Given task: How many lines in the records below contain the word "ylabel"? Answer with the number alone.

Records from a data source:
----
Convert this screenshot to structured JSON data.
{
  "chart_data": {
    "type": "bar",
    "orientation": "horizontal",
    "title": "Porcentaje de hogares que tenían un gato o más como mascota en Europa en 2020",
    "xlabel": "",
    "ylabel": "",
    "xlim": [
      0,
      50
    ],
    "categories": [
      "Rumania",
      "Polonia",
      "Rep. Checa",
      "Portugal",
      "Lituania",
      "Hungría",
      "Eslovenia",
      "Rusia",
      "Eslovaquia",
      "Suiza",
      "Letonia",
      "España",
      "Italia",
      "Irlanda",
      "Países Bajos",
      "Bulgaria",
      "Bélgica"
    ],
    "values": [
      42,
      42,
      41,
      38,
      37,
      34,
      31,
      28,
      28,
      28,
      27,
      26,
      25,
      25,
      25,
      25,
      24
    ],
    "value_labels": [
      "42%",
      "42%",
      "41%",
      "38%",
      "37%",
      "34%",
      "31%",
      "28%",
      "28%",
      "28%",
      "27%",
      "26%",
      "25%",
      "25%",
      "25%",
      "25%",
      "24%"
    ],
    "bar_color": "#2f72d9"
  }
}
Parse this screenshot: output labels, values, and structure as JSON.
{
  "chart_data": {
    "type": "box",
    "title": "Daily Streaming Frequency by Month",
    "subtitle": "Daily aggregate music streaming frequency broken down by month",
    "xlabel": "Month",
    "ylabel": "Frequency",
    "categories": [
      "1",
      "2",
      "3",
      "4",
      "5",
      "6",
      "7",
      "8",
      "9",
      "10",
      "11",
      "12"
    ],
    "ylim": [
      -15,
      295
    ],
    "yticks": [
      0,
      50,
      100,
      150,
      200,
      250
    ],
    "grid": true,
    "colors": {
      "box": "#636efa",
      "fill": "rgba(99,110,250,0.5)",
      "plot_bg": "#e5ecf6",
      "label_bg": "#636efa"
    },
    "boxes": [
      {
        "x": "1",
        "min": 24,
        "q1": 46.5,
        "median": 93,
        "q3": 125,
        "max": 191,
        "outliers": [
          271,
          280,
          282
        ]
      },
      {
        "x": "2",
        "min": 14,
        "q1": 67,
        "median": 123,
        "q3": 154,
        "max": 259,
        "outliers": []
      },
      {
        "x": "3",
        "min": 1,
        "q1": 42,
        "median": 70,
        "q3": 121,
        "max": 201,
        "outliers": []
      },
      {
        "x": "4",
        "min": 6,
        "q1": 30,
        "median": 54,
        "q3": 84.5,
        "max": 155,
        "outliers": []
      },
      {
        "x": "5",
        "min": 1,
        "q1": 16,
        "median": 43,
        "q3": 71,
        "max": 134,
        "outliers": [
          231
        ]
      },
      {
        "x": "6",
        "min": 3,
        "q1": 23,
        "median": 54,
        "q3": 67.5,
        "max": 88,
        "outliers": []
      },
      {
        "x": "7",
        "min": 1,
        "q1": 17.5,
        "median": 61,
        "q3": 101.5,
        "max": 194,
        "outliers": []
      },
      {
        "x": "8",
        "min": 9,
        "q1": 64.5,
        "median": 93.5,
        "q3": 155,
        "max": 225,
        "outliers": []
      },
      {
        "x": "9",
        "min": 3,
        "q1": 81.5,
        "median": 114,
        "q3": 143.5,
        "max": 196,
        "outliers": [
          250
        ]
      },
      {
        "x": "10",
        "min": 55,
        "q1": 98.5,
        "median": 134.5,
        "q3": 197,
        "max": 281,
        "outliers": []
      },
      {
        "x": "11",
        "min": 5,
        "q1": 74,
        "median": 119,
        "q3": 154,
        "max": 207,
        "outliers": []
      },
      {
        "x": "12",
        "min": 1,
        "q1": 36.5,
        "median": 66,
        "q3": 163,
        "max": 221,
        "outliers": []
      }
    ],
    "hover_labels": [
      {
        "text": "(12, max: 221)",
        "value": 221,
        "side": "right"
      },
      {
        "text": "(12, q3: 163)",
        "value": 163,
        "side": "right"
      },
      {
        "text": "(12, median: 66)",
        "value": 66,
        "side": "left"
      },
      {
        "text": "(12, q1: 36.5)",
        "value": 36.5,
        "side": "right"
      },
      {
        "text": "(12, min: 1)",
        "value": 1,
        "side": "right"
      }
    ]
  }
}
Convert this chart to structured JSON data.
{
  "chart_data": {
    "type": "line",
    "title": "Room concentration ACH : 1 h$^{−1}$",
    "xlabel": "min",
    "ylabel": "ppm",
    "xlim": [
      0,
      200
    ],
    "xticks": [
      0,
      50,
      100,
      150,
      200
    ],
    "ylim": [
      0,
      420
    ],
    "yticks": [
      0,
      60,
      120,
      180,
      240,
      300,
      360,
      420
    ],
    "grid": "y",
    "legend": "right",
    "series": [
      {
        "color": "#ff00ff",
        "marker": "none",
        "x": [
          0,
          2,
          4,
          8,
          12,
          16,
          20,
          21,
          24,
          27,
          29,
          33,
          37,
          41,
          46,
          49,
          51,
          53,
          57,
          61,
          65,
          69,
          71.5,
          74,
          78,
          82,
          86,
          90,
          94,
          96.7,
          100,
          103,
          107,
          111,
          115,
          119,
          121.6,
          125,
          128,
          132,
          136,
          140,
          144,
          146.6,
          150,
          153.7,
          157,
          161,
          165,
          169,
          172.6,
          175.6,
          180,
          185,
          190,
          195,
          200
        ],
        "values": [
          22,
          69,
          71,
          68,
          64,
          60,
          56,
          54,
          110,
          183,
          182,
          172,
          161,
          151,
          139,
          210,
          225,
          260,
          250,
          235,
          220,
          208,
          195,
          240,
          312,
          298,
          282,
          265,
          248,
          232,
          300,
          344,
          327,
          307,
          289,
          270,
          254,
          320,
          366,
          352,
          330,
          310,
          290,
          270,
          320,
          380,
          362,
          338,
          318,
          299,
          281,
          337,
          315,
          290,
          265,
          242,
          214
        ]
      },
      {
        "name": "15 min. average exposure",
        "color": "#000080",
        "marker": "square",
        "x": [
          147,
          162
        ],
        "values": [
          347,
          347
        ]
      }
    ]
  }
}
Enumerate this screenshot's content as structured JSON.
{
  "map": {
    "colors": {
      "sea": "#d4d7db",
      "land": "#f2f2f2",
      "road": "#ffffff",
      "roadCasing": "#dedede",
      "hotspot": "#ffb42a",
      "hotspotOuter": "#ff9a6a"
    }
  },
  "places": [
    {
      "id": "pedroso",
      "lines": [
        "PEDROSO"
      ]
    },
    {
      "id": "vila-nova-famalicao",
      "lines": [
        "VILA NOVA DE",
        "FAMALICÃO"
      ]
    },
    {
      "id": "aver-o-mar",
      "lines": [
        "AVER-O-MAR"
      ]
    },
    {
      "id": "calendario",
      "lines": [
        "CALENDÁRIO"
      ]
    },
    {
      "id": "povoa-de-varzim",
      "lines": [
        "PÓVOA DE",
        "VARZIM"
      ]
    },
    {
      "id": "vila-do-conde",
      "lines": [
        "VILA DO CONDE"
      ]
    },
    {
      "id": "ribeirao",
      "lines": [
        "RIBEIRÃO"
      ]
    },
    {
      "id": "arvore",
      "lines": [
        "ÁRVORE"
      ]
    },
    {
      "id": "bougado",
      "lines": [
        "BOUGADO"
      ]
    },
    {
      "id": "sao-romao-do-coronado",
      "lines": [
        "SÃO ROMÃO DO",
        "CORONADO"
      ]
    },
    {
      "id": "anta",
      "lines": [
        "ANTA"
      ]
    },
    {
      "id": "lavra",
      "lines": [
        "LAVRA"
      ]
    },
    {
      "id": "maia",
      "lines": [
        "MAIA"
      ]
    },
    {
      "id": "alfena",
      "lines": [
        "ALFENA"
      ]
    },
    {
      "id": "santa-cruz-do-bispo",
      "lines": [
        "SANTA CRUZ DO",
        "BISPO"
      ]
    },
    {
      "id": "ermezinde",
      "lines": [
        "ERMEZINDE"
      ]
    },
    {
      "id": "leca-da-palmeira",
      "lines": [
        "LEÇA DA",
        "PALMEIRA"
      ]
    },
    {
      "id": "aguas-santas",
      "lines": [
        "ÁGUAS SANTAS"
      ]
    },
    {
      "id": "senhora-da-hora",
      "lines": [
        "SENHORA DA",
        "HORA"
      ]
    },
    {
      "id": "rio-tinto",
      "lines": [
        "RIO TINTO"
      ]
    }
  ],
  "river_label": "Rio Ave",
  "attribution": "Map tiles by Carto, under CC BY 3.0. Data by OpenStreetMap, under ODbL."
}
----
Result: 3